- Records -
# # #

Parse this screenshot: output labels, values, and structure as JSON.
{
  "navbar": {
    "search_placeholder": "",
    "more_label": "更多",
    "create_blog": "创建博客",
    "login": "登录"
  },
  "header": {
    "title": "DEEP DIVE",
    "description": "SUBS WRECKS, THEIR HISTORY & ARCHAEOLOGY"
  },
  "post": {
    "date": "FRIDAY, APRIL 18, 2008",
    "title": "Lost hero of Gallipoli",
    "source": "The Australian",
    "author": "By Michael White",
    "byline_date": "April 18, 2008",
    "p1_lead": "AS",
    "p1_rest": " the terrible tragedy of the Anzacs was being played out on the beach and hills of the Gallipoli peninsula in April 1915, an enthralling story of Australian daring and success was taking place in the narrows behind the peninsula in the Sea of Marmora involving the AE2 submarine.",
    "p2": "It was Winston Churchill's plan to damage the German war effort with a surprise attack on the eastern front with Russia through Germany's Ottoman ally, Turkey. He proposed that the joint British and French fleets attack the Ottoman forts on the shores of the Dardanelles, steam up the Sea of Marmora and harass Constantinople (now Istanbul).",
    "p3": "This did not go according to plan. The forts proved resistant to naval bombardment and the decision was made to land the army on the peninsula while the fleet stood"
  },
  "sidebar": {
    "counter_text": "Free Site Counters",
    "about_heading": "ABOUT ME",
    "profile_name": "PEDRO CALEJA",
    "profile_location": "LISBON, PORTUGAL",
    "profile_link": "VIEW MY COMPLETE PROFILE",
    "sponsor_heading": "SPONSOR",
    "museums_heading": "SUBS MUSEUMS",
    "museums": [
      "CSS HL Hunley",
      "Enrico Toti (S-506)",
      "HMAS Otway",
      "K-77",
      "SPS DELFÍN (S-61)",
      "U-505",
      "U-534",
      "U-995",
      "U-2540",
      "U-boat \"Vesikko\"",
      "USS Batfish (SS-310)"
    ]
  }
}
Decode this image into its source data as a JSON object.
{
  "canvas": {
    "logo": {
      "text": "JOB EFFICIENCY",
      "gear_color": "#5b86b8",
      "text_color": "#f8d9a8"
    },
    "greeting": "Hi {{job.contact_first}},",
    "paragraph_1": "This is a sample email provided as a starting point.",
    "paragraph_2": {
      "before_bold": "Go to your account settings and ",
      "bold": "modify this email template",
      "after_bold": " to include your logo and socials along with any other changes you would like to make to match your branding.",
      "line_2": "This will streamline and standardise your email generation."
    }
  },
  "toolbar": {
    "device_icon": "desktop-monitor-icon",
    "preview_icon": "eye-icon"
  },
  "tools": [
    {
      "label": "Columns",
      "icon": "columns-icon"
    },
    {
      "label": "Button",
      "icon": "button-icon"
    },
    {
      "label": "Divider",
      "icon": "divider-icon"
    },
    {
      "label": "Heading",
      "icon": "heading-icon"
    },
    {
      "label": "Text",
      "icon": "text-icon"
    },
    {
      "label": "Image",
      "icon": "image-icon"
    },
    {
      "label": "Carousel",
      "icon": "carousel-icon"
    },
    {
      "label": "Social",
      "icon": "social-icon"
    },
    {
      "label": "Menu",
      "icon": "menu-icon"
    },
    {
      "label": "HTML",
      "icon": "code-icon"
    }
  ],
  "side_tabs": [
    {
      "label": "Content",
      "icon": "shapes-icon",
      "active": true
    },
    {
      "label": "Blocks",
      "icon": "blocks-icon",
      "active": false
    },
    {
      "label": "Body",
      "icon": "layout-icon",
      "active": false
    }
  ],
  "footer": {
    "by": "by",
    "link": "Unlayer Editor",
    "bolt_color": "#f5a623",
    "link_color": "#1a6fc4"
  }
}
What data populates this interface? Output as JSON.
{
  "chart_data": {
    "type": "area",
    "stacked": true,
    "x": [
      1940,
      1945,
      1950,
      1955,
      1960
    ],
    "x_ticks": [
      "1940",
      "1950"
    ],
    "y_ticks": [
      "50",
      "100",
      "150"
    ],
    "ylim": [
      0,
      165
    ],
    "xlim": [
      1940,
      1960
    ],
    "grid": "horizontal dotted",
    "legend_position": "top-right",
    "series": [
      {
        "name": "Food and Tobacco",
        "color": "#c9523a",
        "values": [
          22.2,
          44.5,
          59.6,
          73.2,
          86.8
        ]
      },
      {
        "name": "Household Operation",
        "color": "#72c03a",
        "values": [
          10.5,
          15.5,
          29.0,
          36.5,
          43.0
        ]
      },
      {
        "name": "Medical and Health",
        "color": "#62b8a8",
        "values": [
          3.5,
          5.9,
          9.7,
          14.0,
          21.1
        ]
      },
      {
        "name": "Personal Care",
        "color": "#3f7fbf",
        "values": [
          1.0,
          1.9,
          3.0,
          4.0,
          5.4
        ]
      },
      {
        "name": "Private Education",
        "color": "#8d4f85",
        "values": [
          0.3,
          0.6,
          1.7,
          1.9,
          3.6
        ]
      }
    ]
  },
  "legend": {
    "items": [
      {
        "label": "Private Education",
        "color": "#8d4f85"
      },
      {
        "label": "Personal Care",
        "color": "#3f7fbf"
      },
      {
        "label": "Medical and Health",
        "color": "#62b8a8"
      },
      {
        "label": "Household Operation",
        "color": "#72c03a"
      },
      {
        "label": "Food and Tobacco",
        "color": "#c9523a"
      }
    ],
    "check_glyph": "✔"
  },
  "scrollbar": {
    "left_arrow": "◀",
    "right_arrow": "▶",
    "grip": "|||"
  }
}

# # #

- Work to complete -
Your task is to gather all lines from the entries above that hold the word "peninsula".

- Result of this exercise -
    "p1_rest": " the terrible tragedy of the Anzacs was being played out on the beach and hills of the Gallipoli peninsula in April 1915, an enthralling story of Australian daring and success was taking place in the narrows behind the peninsula in the Sea of Marmora involving the AE2 submarine.",
    "p3": "This did not go according to plan. The forts proved resistant to naval bombardment and the decision was made to land the army on the peninsula while the fleet stood"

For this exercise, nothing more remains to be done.